→ **GOAL**:
Copy all lines that contain the word "icon".
Begin
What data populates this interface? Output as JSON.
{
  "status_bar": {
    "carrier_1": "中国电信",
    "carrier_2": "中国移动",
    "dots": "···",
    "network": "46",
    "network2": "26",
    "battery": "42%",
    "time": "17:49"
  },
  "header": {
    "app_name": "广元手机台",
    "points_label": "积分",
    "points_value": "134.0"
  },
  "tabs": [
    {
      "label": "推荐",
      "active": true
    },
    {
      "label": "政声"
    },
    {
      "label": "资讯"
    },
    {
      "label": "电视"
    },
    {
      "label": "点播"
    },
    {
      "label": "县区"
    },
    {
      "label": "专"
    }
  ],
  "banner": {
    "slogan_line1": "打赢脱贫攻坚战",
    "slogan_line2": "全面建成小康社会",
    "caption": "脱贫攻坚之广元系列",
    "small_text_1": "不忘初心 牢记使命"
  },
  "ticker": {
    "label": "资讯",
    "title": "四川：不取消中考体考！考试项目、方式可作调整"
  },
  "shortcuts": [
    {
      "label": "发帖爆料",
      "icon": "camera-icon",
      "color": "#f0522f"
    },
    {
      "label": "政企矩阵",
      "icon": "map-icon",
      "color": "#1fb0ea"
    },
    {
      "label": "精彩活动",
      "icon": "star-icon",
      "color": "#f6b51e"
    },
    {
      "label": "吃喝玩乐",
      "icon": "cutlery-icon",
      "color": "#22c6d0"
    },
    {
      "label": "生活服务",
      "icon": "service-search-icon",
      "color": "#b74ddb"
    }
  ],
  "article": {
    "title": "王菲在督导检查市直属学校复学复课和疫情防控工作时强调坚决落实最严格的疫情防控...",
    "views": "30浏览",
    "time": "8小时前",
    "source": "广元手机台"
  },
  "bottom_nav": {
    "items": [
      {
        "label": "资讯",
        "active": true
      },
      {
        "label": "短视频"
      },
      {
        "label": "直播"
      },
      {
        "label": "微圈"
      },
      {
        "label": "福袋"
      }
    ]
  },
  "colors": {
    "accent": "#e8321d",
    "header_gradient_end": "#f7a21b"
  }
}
End
→ **SOLUTION TO THIS PROBLEM**:
      "icon": "camera-icon",
      "icon": "map-icon",
      "icon": "star-icon",
      "icon": "cutlery-icon",
      "icon": "service-search-icon",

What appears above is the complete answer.